(Short problem):
Pull out every line below that holds the word "afbeelding".

(Extracted data):
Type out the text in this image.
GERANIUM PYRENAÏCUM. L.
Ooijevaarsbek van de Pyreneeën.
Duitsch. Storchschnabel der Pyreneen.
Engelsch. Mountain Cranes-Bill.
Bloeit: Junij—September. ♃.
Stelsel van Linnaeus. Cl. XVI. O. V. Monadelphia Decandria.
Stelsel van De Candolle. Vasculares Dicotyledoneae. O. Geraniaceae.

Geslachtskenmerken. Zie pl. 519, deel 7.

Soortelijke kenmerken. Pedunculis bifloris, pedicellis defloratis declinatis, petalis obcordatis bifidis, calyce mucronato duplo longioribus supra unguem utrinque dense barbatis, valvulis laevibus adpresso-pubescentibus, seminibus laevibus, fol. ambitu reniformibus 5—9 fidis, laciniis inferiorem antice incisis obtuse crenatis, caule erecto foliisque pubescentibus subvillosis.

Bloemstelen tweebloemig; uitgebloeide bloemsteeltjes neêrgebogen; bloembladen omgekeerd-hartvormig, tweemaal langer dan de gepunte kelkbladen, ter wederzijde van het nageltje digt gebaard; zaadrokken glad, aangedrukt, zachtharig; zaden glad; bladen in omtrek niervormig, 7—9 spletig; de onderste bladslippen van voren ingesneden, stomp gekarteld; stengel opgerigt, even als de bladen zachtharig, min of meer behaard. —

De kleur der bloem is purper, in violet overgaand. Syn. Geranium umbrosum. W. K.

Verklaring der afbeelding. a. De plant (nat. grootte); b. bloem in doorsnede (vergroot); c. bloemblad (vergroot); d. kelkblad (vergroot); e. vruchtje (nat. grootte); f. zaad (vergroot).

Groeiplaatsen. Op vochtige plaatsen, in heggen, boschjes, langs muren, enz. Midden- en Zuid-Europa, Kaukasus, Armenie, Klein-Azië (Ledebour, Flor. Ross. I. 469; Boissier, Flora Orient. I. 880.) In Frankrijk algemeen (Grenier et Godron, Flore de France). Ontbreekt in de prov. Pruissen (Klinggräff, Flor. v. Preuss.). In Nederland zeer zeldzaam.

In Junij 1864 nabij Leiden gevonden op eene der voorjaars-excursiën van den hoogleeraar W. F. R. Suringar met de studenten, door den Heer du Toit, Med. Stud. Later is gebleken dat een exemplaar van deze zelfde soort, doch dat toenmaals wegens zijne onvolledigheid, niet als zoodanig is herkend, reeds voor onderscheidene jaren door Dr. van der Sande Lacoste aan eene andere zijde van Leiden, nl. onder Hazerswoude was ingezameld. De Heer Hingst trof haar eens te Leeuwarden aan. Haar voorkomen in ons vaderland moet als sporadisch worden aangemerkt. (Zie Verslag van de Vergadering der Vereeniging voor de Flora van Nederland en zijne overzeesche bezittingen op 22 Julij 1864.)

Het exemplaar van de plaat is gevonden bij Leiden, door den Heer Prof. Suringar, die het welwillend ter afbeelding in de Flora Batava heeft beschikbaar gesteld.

(The response):
Verklaring der afbeelding. a. De plant (nat. grootte); b. bloem in doorsnede (vergroot); c. bloemblad (vergroot); d. kelkblad (vergroot); e. vruchtje (nat. grootte); f. zaad (vergroot).
Het exemplaar van de plaat is gevonden bij Leiden, door den Heer Prof. Suringar, die het welwillend ter afbeelding in de Flora Batava heeft beschikbaar gesteld.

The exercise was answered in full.